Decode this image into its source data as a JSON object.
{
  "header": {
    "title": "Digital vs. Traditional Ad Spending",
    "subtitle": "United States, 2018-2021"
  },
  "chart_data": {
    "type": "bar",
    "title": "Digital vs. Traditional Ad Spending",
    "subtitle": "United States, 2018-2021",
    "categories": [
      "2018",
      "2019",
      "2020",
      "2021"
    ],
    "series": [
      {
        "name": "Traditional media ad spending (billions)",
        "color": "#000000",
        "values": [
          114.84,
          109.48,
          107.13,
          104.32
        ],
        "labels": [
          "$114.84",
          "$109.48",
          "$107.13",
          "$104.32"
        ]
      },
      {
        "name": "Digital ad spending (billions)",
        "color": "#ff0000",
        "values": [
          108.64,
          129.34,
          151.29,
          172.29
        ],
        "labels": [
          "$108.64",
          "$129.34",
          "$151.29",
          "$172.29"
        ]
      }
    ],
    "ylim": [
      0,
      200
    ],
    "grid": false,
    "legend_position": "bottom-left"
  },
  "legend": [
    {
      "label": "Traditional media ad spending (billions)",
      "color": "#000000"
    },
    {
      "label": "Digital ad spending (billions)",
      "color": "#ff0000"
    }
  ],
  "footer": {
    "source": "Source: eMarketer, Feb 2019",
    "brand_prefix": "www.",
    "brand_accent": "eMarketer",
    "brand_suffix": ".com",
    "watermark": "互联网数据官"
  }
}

PROBLEM REQUIREMENTS: Find all lines where the word "subtitle" appears. Copy them.

EXERCISE RESPONSE:
    "subtitle": "United States, 2018-2021"
    "subtitle": "United States, 2018-2021",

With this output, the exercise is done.